_EXERCISE INSTRUCTIONS_: Please write the listing below out again exactly, leaving every picture behind.

_RECORD LIST_:
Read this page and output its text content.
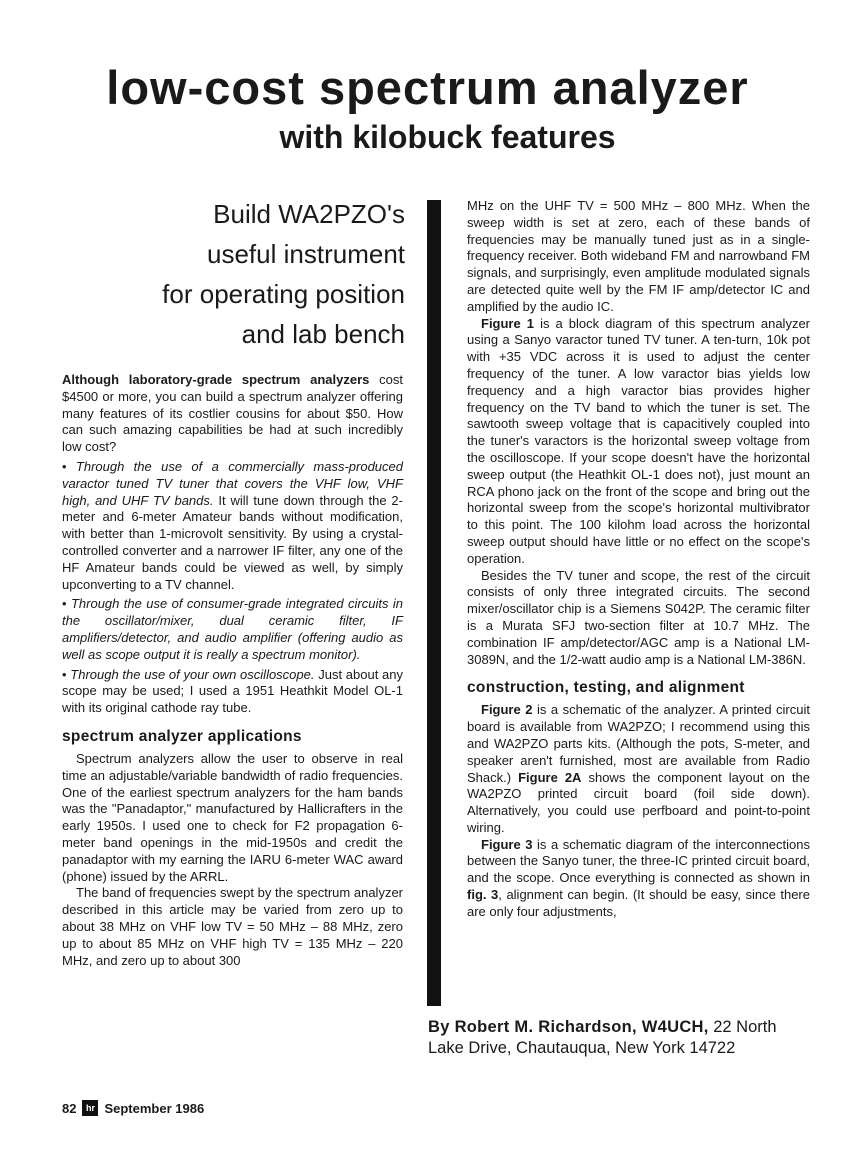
low-cost spectrum analyzer
with kilobuck features
Build WA2PZO's
useful instrument
for operating position
and lab bench

Although laboratory-grade spectrum analyzers cost $4500 or more, you can build a spectrum analyzer offering many features of its costlier cousins for about $50. How can such amazing capabilities be had at such incredibly low cost?

• Through the use of a commercially mass-produced varactor tuned TV tuner that covers the VHF low, VHF high, and UHF TV bands. It will tune down through the 2-meter and 6-meter Amateur bands without modification, with better than 1-microvolt sensitivity. By using a crystal-controlled converter and a narrower IF filter, any one of the HF Amateur bands could be viewed as well, by simply upconverting to a TV channel.

• Through the use of consumer-grade integrated circuits in the oscillator/mixer, dual ceramic filter, IF amplifiers/detector, and audio amplifier (offering audio as well as scope output it is really a spectrum monitor).

• Through the use of your own oscilloscope. Just about any scope may be used; I used a 1951 Heathkit Model OL-1 with its original cathode ray tube.

spectrum analyzer applications

Spectrum analyzers allow the user to observe in real time an adjustable/variable bandwidth of radio frequencies. One of the earliest spectrum analyzers for the ham bands was the "Panadaptor," manufactured by Hallicrafters in the early 1950s. I used one to check for F2 propagation 6-meter band openings in the mid-1950s and credit the panadaptor with my earning the IARU 6-meter WAC award (phone) issued by the ARRL.

The band of frequencies swept by the spectrum analyzer described in this article may be varied from zero up to about 38 MHz on VHF low TV = 50 MHz – 88 MHz, zero up to about 85 MHz on VHF high TV = 135 MHz – 220 MHz, and zero up to about 300

MHz on the UHF TV = 500 MHz – 800 MHz. When the sweep width is set at zero, each of these bands of frequencies may be manually tuned just as in a single-frequency receiver. Both wideband FM and narrowband FM signals, and surprisingly, even amplitude modulated signals are detected quite well by the FM IF amp/detector IC and amplified by the audio IC.

Figure 1 is a block diagram of this spectrum analyzer using a Sanyo varactor tuned TV tuner. A ten-turn, 10k pot with +35 VDC across it is used to adjust the center frequency of the tuner. A low varactor bias yields low frequency and a high varactor bias provides higher frequency on the TV band to which the tuner is set. The sawtooth sweep voltage that is capacitively coupled into the tuner's varactors is the horizontal sweep voltage from the oscilloscope. If your scope doesn't have the horizontal sweep output (the Heathkit OL-1 does not), just mount an RCA phono jack on the front of the scope and bring out the horizontal sweep from the scope's horizontal multivibrator to this point. The 100 kilohm load across the horizontal sweep output should have little or no effect on the scope's operation.

Besides the TV tuner and scope, the rest of the circuit consists of only three integrated circuits. The second mixer/oscillator chip is a Siemens S042P. The ceramic filter is a Murata SFJ two-section filter at 10.7 MHz. The combination IF amp/detector/AGC amp is a National LM-3089N, and the 1/2-watt audio amp is a National LM-386N.

construction, testing, and alignment

Figure 2 is a schematic of the analyzer. A printed circuit board is available from WA2PZO; I recommend using this and WA2PZO parts kits. (Although the pots, S-meter, and speaker aren't furnished, most are available from Radio Shack.) Figure 2A shows the component layout on the WA2PZO printed circuit board (foil side down). Alternatively, you could use perfboard and point-to-point wiring.

Figure 3 is a schematic diagram of the interconnections between the Sanyo tuner, the three-IC printed circuit board, and the scope. Once everything is connected as shown in fig. 3, alignment can begin. (It should be easy, since there are only four adjustments,

By Robert M. Richardson, W4UCH, 22 North
Lake Drive, Chautauqua, New York 14722
82	hr September 1986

_ANSWER BELOW_:
Read this page and output its text content.
low-cost spectrum analyzer
with kilobuck features
Build WA2PZO's
useful instrument
for operating position
and lab bench

Although laboratory-grade spectrum analyzers cost $4500 or more, you can build a spectrum analyzer offering many features of its costlier cousins for about $50. How can such amazing capabilities be had at such incredibly low cost?

• Through the use of a commercially mass-produced varactor tuned TV tuner that covers the VHF low, VHF high, and UHF TV bands. It will tune down through the 2-meter and 6-meter Amateur bands without modification, with better than 1-microvolt sensitivity. By using a crystal-controlled converter and a narrower IF filter, any one of the HF Amateur bands could be viewed as well, by simply upconverting to a TV channel.

• Through the use of consumer-grade integrated circuits in the oscillator/mixer, dual ceramic filter, IF amplifiers/detector, and audio amplifier (offering audio as well as scope output it is really a spectrum monitor).

• Through the use of your own oscilloscope. Just about any scope may be used; I used a 1951 Heathkit Model OL-1 with its original cathode ray tube.

spectrum analyzer applications

Spectrum analyzers allow the user to observe in real time an adjustable/variable bandwidth of radio frequencies. One of the earliest spectrum analyzers for the ham bands was the "Panadaptor," manufactured by Hallicrafters in the early 1950s. I used one to check for F2 propagation 6-meter band openings in the mid-1950s and credit the panadaptor with my earning the IARU 6-meter WAC award (phone) issued by the ARRL.

The band of frequencies swept by the spectrum analyzer described in this article may be varied from zero up to about 38 MHz on VHF low TV = 50 MHz – 88 MHz, zero up to about 85 MHz on VHF high TV = 135 MHz – 220 MHz, and zero up to about 300

MHz on the UHF TV = 500 MHz – 800 MHz. When the sweep width is set at zero, each of these bands of frequencies may be manually tuned just as in a single-frequency receiver. Both wideband FM and narrowband FM signals, and surprisingly, even amplitude modulated signals are detected quite well by the FM IF amp/detector IC and amplified by the audio IC.

Figure 1 is a block diagram of this spectrum analyzer using a Sanyo varactor tuned TV tuner. A ten-turn, 10k pot with +35 VDC across it is used to adjust the center frequency of the tuner. A low varactor bias yields low frequency and a high varactor bias provides higher frequency on the TV band to which the tuner is set. The sawtooth sweep voltage that is capacitively coupled into the tuner's varactors is the horizontal sweep voltage from the oscilloscope. If your scope doesn't have the horizontal sweep output (the Heathkit OL-1 does not), just mount an RCA phono jack on the front of the scope and bring out the horizontal sweep from the scope's horizontal multivibrator to this point. The 100 kilohm load across the horizontal sweep output should have little or no effect on the scope's operation.

Besides the TV tuner and scope, the rest of the circuit consists of only three integrated circuits. The second mixer/oscillator chip is a Siemens S042P. The ceramic filter is a Murata SFJ two-section filter at 10.7 MHz. The combination IF amp/detector/AGC amp is a National LM-3089N, and the 1/2-watt audio amp is a National LM-386N.

construction, testing, and alignment

Figure 2 is a schematic of the analyzer. A printed circuit board is available from WA2PZO; I recommend using this and WA2PZO parts kits. (Although the pots, S-meter, and speaker aren't furnished, most are available from Radio Shack.) Figure 2A shows the component layout on the WA2PZO printed circuit board (foil side down). Alternatively, you could use perfboard and point-to-point wiring.

Figure 3 is a schematic diagram of the interconnections between the Sanyo tuner, the three-IC printed circuit board, and the scope. Once everything is connected as shown in fig. 3, alignment can begin. (It should be easy, since there are only four adjustments,

By Robert M. Richardson, W4UCH, 22 North
Lake Drive, Chautauqua, New York 14722
82	hr September 1986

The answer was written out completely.